Comb the records below for the string "radiation" and copy each line where it turns up.

Data records
▬▬▬▬▬▬
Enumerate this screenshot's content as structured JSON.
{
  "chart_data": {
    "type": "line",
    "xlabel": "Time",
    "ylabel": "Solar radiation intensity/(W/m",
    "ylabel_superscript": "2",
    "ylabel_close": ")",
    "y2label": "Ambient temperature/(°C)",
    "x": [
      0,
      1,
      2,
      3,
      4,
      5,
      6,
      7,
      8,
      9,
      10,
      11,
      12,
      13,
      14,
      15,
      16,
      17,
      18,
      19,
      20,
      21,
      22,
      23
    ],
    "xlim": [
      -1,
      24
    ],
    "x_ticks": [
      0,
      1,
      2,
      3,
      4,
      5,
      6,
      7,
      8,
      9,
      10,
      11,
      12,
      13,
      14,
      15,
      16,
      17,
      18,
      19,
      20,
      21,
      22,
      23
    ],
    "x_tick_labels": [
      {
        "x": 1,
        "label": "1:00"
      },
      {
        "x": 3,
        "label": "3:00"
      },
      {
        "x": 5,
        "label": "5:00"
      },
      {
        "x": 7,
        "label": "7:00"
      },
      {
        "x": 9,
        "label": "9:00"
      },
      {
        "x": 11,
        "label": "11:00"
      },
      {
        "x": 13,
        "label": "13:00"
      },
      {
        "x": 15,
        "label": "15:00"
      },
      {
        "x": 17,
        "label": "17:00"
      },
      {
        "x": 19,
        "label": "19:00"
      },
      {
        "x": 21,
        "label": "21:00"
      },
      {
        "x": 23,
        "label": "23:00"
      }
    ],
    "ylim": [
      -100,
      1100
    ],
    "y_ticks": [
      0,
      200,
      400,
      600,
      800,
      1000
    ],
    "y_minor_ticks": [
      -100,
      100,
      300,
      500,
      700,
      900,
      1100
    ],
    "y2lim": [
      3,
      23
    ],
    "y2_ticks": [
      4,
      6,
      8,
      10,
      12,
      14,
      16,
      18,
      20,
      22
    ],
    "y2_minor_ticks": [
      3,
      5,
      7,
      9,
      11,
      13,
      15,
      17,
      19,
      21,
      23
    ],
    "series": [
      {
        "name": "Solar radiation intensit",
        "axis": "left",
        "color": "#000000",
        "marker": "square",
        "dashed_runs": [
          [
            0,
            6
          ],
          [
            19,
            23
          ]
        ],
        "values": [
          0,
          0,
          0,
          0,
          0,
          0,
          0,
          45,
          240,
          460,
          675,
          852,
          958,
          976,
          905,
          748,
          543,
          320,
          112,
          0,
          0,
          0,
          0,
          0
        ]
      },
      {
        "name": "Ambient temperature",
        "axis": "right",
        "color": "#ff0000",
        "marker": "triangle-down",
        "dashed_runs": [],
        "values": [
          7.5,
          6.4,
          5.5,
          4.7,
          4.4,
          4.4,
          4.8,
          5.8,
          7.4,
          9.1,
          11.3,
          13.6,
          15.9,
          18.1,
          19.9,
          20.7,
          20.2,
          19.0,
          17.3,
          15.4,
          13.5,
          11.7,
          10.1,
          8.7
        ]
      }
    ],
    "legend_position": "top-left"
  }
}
▬▬▬▬▬▬
Answer for the task
    "ylabel": "Solar radiation intensity/(W/m",
        "name": "Solar radiation intensit",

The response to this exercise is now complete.